Copy every line from the records below that holds the word "JSON".

### RECORDS TO PROCESS

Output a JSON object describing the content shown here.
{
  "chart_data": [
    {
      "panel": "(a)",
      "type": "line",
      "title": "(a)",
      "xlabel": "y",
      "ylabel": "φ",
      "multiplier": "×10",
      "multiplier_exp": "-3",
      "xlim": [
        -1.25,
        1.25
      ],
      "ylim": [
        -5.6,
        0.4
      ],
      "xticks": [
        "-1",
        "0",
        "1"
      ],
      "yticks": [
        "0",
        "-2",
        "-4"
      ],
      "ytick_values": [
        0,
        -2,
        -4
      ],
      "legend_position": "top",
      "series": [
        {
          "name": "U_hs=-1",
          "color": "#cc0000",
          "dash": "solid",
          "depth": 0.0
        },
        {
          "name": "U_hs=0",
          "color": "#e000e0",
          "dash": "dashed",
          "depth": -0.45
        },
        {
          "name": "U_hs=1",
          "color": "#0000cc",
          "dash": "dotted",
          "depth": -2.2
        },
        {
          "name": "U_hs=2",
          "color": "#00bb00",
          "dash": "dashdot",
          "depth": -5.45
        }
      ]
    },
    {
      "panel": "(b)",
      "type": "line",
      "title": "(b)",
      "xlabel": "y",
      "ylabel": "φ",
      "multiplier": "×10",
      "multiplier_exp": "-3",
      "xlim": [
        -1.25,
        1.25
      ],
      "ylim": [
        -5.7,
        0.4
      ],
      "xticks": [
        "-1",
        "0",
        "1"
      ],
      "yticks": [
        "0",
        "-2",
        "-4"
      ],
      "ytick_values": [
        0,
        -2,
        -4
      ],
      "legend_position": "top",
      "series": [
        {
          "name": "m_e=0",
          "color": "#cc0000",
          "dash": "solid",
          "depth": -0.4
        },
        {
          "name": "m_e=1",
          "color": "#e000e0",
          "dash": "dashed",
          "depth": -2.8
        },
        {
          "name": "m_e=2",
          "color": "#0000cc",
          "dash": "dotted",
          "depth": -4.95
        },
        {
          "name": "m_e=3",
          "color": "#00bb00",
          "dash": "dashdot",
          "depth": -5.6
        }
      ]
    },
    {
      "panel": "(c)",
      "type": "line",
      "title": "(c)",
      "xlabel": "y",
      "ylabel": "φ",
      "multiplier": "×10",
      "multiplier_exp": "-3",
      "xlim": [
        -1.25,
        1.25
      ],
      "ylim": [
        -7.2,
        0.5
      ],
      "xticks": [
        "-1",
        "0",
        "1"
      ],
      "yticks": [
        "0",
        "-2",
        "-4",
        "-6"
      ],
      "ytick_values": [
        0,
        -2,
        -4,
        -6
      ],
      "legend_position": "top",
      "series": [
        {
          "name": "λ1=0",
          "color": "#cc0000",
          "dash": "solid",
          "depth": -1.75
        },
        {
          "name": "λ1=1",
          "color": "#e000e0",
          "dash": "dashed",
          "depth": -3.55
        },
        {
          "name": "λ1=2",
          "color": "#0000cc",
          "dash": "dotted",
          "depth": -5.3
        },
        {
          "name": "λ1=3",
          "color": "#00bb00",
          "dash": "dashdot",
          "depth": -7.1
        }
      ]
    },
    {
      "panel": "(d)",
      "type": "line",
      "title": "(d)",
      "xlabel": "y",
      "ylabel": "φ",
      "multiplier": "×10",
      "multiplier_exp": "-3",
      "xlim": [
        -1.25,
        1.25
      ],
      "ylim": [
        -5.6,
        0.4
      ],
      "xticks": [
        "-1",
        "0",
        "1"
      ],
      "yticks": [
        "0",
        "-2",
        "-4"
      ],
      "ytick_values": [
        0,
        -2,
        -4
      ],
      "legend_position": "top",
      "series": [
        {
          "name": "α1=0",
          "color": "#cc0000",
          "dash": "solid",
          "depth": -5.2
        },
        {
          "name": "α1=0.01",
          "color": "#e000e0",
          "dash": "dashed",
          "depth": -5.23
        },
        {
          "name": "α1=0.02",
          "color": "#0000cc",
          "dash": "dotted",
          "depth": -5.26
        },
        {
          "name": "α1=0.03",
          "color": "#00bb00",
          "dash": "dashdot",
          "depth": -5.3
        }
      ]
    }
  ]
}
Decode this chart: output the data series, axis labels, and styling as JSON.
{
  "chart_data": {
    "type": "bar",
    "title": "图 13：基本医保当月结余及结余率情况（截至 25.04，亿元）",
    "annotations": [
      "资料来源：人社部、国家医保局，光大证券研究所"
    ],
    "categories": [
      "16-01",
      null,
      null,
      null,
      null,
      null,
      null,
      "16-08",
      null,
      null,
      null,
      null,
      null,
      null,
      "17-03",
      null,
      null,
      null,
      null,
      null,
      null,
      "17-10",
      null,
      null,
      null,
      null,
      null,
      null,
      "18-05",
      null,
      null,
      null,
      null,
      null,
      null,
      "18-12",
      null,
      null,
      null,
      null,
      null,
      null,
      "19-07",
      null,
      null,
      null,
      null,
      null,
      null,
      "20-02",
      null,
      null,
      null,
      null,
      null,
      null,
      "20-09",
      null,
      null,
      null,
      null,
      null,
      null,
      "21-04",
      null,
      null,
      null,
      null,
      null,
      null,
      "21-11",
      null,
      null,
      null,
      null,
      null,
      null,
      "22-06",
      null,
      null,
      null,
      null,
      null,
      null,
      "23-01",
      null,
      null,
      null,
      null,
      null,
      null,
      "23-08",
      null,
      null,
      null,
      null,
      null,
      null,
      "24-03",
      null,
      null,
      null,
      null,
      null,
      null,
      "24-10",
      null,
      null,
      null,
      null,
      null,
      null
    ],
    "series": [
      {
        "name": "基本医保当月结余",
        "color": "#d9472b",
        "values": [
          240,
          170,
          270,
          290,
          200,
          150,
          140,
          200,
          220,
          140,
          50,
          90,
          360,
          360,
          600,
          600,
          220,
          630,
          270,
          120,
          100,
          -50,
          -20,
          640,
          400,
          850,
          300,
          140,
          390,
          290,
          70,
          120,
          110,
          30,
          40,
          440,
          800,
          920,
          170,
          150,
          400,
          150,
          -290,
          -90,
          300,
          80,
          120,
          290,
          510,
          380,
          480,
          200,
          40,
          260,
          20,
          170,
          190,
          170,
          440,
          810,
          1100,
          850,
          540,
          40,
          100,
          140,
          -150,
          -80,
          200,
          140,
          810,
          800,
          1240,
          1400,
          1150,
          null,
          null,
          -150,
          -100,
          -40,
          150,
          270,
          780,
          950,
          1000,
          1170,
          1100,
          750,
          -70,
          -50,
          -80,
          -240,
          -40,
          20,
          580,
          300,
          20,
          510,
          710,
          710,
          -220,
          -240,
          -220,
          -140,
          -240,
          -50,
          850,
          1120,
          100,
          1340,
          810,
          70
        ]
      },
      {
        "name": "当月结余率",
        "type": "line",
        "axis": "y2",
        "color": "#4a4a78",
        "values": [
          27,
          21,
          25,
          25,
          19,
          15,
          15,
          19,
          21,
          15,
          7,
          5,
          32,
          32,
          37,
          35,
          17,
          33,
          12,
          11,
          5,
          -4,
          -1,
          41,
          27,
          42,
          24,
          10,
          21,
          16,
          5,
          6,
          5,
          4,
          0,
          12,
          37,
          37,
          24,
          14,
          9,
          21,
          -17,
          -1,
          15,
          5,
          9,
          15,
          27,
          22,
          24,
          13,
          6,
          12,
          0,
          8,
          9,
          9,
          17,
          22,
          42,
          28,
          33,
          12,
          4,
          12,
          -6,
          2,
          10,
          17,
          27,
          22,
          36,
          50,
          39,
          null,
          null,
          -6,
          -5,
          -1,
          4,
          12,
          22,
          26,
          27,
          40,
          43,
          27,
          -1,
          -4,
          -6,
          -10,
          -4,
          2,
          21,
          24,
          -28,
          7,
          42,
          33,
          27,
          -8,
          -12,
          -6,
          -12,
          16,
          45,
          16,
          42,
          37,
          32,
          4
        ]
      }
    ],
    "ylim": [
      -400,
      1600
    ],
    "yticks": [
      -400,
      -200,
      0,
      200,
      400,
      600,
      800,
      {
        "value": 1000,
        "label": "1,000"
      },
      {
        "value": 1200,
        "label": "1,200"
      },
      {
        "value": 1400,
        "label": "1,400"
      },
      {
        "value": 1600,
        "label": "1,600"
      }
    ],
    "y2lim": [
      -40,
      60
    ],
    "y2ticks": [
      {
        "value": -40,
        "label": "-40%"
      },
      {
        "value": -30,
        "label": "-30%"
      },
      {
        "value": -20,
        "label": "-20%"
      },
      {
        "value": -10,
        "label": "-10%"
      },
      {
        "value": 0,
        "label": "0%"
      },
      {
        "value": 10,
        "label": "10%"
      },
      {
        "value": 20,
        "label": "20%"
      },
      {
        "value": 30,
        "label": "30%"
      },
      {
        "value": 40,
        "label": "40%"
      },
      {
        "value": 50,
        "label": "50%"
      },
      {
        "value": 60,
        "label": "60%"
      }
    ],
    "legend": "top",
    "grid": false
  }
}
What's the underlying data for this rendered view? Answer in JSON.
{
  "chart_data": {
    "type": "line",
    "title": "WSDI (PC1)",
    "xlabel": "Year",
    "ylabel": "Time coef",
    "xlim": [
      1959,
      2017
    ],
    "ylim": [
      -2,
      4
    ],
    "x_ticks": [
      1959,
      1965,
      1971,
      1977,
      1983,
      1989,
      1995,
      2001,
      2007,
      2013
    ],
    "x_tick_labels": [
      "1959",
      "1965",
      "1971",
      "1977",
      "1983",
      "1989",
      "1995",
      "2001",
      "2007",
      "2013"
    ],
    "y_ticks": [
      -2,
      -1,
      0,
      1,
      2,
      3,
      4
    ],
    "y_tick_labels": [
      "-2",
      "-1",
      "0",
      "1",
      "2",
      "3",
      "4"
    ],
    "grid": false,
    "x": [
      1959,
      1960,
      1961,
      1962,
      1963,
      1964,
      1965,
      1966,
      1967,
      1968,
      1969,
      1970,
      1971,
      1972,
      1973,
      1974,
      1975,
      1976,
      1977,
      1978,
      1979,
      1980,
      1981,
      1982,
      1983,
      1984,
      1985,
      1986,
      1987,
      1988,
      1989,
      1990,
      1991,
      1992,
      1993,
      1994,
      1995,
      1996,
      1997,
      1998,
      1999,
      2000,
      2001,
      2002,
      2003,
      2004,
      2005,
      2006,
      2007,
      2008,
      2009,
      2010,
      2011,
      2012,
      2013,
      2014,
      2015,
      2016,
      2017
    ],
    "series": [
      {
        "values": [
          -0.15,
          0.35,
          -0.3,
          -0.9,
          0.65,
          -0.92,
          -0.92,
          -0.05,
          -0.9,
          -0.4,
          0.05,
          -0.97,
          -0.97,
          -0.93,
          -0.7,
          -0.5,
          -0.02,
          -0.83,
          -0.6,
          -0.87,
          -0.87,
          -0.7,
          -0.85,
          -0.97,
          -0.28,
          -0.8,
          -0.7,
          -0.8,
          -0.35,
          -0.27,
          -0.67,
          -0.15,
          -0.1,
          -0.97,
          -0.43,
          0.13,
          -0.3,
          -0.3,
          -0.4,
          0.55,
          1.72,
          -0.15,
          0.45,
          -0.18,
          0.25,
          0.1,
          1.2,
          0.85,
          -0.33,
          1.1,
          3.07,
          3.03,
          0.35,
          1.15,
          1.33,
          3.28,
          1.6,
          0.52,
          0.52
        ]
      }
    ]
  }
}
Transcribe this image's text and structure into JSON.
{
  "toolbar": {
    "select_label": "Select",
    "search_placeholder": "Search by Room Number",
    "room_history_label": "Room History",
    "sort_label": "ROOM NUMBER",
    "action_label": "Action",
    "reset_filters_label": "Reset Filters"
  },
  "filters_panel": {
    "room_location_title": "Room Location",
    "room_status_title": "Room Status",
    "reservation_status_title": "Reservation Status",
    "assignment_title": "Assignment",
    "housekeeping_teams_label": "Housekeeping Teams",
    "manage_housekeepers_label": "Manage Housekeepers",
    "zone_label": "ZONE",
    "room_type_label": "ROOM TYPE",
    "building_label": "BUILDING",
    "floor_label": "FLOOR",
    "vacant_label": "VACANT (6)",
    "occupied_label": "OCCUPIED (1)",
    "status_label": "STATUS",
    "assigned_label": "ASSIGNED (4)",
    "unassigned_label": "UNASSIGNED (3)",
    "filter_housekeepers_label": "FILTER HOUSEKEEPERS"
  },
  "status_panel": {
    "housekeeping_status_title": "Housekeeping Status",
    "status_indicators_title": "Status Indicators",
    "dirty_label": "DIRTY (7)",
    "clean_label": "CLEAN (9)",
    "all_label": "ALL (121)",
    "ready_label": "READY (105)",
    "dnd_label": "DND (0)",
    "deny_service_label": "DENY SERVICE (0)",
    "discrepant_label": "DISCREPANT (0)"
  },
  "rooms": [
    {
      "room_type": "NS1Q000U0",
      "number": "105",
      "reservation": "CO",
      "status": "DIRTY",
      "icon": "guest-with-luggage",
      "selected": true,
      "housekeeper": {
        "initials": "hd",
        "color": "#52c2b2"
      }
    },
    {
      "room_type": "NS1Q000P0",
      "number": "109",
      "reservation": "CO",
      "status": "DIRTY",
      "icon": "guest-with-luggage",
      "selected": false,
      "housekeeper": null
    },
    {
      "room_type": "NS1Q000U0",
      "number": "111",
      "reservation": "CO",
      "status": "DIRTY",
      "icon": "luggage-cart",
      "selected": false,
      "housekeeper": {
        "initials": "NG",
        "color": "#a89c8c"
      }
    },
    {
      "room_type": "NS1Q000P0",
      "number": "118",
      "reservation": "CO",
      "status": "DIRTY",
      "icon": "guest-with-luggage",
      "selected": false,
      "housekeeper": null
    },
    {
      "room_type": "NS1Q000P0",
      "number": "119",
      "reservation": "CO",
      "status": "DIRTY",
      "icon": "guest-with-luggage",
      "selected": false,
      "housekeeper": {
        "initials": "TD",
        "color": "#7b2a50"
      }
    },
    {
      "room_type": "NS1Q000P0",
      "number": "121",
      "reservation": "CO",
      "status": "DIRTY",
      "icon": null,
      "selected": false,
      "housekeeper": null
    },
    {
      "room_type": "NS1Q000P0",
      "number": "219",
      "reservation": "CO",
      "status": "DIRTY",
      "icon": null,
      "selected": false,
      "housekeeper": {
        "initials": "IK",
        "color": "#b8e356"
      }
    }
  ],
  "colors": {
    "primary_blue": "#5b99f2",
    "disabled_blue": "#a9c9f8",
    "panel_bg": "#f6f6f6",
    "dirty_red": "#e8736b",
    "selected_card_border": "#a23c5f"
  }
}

######

TASK RESPONSE =>
Output a JSON object describing the content shown here.
Decode this chart: output the data series, axis labels, and styling as JSON.
What's the underlying data for this rendered view? Answer in JSON.
Transcribe this image's text and structure into JSON.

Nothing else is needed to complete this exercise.